» **GOAL**:
Quote the listing below in its entirety, omitting every image.

══ SOURCE MATERIAL

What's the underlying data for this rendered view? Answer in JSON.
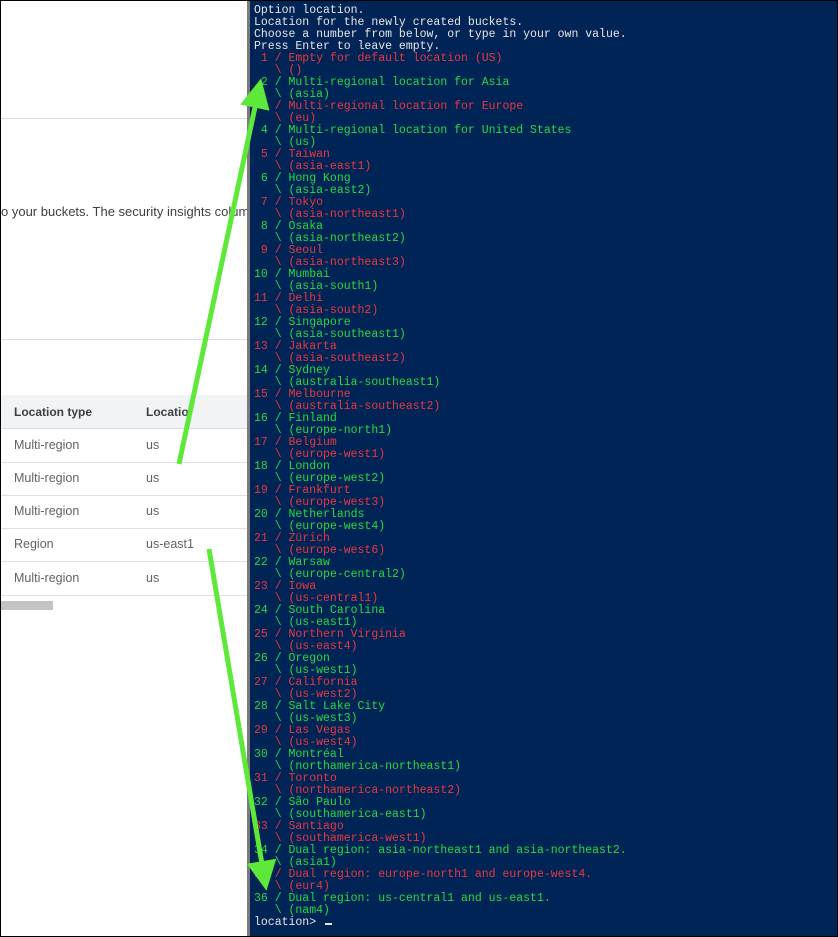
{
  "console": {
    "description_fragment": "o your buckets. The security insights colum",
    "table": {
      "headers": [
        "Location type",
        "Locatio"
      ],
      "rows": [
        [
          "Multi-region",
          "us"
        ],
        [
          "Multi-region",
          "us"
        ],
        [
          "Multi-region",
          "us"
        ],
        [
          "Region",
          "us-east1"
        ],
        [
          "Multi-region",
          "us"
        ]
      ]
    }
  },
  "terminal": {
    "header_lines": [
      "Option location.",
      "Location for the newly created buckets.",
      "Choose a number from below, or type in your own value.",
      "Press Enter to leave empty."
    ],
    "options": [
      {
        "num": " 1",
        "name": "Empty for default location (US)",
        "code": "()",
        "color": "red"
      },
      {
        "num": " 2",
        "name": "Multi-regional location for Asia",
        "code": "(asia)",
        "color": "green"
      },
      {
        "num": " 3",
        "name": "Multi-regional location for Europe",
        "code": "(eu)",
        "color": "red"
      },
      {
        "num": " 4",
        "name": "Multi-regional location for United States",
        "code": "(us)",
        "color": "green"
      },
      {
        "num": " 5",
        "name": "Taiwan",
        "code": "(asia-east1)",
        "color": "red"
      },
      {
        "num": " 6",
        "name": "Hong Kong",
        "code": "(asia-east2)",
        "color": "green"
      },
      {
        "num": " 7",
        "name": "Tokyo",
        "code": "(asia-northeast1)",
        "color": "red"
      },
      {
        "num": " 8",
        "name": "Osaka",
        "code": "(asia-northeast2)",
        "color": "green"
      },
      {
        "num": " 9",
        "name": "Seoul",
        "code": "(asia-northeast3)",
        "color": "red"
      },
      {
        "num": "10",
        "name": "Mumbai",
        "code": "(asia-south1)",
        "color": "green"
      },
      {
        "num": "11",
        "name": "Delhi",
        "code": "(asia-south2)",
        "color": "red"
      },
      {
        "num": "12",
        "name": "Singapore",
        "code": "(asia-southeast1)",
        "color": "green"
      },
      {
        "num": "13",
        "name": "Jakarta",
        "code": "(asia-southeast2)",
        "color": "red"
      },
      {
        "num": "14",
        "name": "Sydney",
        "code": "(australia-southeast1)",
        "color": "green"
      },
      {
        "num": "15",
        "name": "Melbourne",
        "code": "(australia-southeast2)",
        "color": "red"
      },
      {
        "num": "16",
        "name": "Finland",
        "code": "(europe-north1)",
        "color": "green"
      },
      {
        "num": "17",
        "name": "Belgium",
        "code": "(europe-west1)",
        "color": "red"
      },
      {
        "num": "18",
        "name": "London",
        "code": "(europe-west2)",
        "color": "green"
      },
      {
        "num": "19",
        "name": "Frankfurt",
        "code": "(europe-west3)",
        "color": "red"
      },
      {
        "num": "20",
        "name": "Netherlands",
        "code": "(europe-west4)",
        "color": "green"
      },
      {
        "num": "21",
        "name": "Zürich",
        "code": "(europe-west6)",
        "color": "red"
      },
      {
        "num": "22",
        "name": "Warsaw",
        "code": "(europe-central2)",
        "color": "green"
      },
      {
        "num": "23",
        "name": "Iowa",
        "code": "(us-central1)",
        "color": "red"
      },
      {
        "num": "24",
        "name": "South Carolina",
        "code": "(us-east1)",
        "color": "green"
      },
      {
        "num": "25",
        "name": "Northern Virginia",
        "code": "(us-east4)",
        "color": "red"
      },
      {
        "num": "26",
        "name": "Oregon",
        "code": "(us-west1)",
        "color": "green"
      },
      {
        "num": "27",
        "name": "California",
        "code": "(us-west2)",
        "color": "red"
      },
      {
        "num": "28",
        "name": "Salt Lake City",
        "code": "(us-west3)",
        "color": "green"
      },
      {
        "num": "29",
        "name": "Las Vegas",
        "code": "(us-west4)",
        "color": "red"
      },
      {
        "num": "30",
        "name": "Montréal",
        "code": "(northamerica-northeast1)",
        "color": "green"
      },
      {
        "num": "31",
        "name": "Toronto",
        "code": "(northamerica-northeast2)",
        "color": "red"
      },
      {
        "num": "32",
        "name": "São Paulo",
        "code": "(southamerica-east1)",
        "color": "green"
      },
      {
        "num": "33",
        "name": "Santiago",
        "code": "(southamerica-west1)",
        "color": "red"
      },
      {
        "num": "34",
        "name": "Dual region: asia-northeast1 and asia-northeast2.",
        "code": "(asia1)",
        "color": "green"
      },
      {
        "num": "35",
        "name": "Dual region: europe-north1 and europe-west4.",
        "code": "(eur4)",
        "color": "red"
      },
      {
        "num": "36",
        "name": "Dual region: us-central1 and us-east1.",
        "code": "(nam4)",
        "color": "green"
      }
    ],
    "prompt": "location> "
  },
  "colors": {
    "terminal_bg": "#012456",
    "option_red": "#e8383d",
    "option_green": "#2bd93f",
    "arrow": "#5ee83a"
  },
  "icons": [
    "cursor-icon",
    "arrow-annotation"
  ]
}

════

» **CORRECT OUTPUT**:
What's the underlying data for this rendered view? Answer in JSON.
{
  "console": {
    "description_fragment": "o your buckets. The security insights colum",
    "table": {
      "headers": [
        "Location type",
        "Locatio"
      ],
      "rows": [
        [
          "Multi-region",
          "us"
        ],
        [
          "Multi-region",
          "us"
        ],
        [
          "Multi-region",
          "us"
        ],
        [
          "Region",
          "us-east1"
        ],
        [
          "Multi-region",
          "us"
        ]
      ]
    }
  },
  "terminal": {
    "header_lines": [
      "Option location.",
      "Location for the newly created buckets.",
      "Choose a number from below, or type in your own value.",
      "Press Enter to leave empty."
    ],
    "options": [
      {
        "num": " 1",
        "name": "Empty for default location (US)",
        "code": "()",
        "color": "red"
      },
      {
        "num": " 2",
        "name": "Multi-regional location for Asia",
        "code": "(asia)",
        "color": "green"
      },
      {
        "num": " 3",
        "name": "Multi-regional location for Europe",
        "code": "(eu)",
        "color": "red"
      },
      {
        "num": " 4",
        "name": "Multi-regional location for United States",
        "code": "(us)",
        "color": "green"
      },
      {
        "num": " 5",
        "name": "Taiwan",
        "code": "(asia-east1)",
        "color": "red"
      },
      {
        "num": " 6",
        "name": "Hong Kong",
        "code": "(asia-east2)",
        "color": "green"
      },
      {
        "num": " 7",
        "name": "Tokyo",
        "code": "(asia-northeast1)",
        "color": "red"
      },
      {
        "num": " 8",
        "name": "Osaka",
        "code": "(asia-northeast2)",
        "color": "green"
      },
      {
        "num": " 9",
        "name": "Seoul",
        "code": "(asia-northeast3)",
        "color": "red"
      },
      {
        "num": "10",
        "name": "Mumbai",
        "code": "(asia-south1)",
        "color": "green"
      },
      {
        "num": "11",
        "name": "Delhi",
        "code": "(asia-south2)",
        "color": "red"
      },
      {
        "num": "12",
        "name": "Singapore",
        "code": "(asia-southeast1)",
        "color": "green"
      },
      {
        "num": "13",
        "name": "Jakarta",
        "code": "(asia-southeast2)",
        "color": "red"
      },
      {
        "num": "14",
        "name": "Sydney",
        "code": "(australia-southeast1)",
        "color": "green"
      },
      {
        "num": "15",
        "name": "Melbourne",
        "code": "(australia-southeast2)",
        "color": "red"
      },
      {
        "num": "16",
        "name": "Finland",
        "code": "(europe-north1)",
        "color": "green"
      },
      {
        "num": "17",
        "name": "Belgium",
        "code": "(europe-west1)",
        "color": "red"
      },
      {
        "num": "18",
        "name": "London",
        "code": "(europe-west2)",
        "color": "green"
      },
      {
        "num": "19",
        "name": "Frankfurt",
        "code": "(europe-west3)",
        "color": "red"
      },
      {
        "num": "20",
        "name": "Netherlands",
        "code": "(europe-west4)",
        "color": "green"
      },
      {
        "num": "21",
        "name": "Zürich",
        "code": "(europe-west6)",
        "color": "red"
      },
      {
        "num": "22",
        "name": "Warsaw",
        "code": "(europe-central2)",
        "color": "green"
      },
      {
        "num": "23",
        "name": "Iowa",
        "code": "(us-central1)",
        "color": "red"
      },
      {
        "num": "24",
        "name": "South Carolina",
        "code": "(us-east1)",
        "color": "green"
      },
      {
        "num": "25",
        "name": "Northern Virginia",
        "code": "(us-east4)",
        "color": "red"
      },
      {
        "num": "26",
        "name": "Oregon",
        "code": "(us-west1)",
        "color": "green"
      },
      {
        "num": "27",
        "name": "California",
        "code": "(us-west2)",
        "color": "red"
      },
      {
        "num": "28",
        "name": "Salt Lake City",
        "code": "(us-west3)",
        "color": "green"
      },
      {
        "num": "29",
        "name": "Las Vegas",
        "code": "(us-west4)",
        "color": "red"
      },
      {
        "num": "30",
        "name": "Montréal",
        "code": "(northamerica-northeast1)",
        "color": "green"
      },
      {
        "num": "31",
        "name": "Toronto",
        "code": "(northamerica-northeast2)",
        "color": "red"
      },
      {
        "num": "32",
        "name": "São Paulo",
        "code": "(southamerica-east1)",
        "color": "green"
      },
      {
        "num": "33",
        "name": "Santiago",
        "code": "(southamerica-west1)",
        "color": "red"
      },
      {
        "num": "34",
        "name": "Dual region: asia-northeast1 and asia-northeast2.",
        "code": "(asia1)",
        "color": "green"
      },
      {
        "num": "35",
        "name": "Dual region: europe-north1 and europe-west4.",
        "code": "(eur4)",
        "color": "red"
      },
      {
        "num": "36",
        "name": "Dual region: us-central1 and us-east1.",
        "code": "(nam4)",
        "color": "green"
      }
    ],
    "prompt": "location> "
  },
  "colors": {
    "terminal_bg": "#012456",
    "option_red": "#e8383d",
    "option_green": "#2bd93f",
    "arrow": "#5ee83a"
  },
  "icons": [
    "cursor-icon",
    "arrow-annotation"
  ]
}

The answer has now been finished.